» WHAT TO WORK ON: Repeat the records below exactly as they appear.

» DATASET ENTRIES:
____

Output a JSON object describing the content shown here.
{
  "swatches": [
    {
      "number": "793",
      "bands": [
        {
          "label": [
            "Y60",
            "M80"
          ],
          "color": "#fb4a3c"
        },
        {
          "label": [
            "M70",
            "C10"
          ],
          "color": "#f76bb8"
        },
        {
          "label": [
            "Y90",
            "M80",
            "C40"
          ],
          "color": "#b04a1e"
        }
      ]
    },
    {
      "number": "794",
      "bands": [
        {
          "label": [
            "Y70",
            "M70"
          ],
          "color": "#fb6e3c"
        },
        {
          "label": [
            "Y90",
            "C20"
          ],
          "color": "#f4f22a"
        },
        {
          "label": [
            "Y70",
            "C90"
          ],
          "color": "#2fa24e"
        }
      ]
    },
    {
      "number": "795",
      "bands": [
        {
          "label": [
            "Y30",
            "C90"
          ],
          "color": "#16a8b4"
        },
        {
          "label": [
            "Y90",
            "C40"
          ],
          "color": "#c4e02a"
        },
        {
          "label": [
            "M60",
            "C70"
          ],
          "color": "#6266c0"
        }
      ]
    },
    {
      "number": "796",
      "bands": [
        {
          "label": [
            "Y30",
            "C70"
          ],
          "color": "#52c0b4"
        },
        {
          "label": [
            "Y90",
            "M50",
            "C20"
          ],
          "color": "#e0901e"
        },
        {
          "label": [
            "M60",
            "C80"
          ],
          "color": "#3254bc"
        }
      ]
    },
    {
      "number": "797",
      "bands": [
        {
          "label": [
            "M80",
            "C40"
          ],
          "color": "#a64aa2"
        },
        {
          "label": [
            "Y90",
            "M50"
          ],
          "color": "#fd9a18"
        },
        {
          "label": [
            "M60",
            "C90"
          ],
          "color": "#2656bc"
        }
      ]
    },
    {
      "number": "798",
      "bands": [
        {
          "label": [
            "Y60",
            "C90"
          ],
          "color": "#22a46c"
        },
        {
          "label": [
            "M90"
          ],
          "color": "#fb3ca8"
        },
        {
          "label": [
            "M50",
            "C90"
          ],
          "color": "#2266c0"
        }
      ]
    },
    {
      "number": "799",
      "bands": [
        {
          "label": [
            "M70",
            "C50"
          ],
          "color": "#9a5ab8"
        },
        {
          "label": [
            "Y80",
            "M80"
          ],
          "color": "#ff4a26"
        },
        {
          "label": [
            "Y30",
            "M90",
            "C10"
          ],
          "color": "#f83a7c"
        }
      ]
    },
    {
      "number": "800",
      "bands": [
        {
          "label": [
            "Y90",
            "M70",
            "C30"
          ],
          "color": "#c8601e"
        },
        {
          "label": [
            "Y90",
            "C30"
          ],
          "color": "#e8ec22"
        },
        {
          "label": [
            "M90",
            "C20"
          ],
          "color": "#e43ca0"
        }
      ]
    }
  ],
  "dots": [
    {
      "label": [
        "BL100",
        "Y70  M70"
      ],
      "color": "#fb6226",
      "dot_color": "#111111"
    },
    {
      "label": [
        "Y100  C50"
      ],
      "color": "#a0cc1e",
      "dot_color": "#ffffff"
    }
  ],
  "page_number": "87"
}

____

» FULL SOLUTION:
Output a JSON object describing the content shown here.
{
  "swatches": [
    {
      "number": "793",
      "bands": [
        {
          "label": [
            "Y60",
            "M80"
          ],
          "color": "#fb4a3c"
        },
        {
          "label": [
            "M70",
            "C10"
          ],
          "color": "#f76bb8"
        },
        {
          "label": [
            "Y90",
            "M80",
            "C40"
          ],
          "color": "#b04a1e"
        }
      ]
    },
    {
      "number": "794",
      "bands": [
        {
          "label": [
            "Y70",
            "M70"
          ],
          "color": "#fb6e3c"
        },
        {
          "label": [
            "Y90",
            "C20"
          ],
          "color": "#f4f22a"
        },
        {
          "label": [
            "Y70",
            "C90"
          ],
          "color": "#2fa24e"
        }
      ]
    },
    {
      "number": "795",
      "bands": [
        {
          "label": [
            "Y30",
            "C90"
          ],
          "color": "#16a8b4"
        },
        {
          "label": [
            "Y90",
            "C40"
          ],
          "color": "#c4e02a"
        },
        {
          "label": [
            "M60",
            "C70"
          ],
          "color": "#6266c0"
        }
      ]
    },
    {
      "number": "796",
      "bands": [
        {
          "label": [
            "Y30",
            "C70"
          ],
          "color": "#52c0b4"
        },
        {
          "label": [
            "Y90",
            "M50",
            "C20"
          ],
          "color": "#e0901e"
        },
        {
          "label": [
            "M60",
            "C80"
          ],
          "color": "#3254bc"
        }
      ]
    },
    {
      "number": "797",
      "bands": [
        {
          "label": [
            "M80",
            "C40"
          ],
          "color": "#a64aa2"
        },
        {
          "label": [
            "Y90",
            "M50"
          ],
          "color": "#fd9a18"
        },
        {
          "label": [
            "M60",
            "C90"
          ],
          "color": "#2656bc"
        }
      ]
    },
    {
      "number": "798",
      "bands": [
        {
          "label": [
            "Y60",
            "C90"
          ],
          "color": "#22a46c"
        },
        {
          "label": [
            "M90"
          ],
          "color": "#fb3ca8"
        },
        {
          "label": [
            "M50",
            "C90"
          ],
          "color": "#2266c0"
        }
      ]
    },
    {
      "number": "799",
      "bands": [
        {
          "label": [
            "M70",
            "C50"
          ],
          "color": "#9a5ab8"
        },
        {
          "label": [
            "Y80",
            "M80"
          ],
          "color": "#ff4a26"
        },
        {
          "label": [
            "Y30",
            "M90",
            "C10"
          ],
          "color": "#f83a7c"
        }
      ]
    },
    {
      "number": "800",
      "bands": [
        {
          "label": [
            "Y90",
            "M70",
            "C30"
          ],
          "color": "#c8601e"
        },
        {
          "label": [
            "Y90",
            "C30"
          ],
          "color": "#e8ec22"
        },
        {
          "label": [
            "M90",
            "C20"
          ],
          "color": "#e43ca0"
        }
      ]
    }
  ],
  "dots": [
    {
      "label": [
        "BL100",
        "Y70  M70"
      ],
      "color": "#fb6226",
      "dot_color": "#111111"
    },
    {
      "label": [
        "Y100  C50"
      ],
      "color": "#a0cc1e",
      "dot_color": "#ffffff"
    }
  ],
  "page_number": "87"
}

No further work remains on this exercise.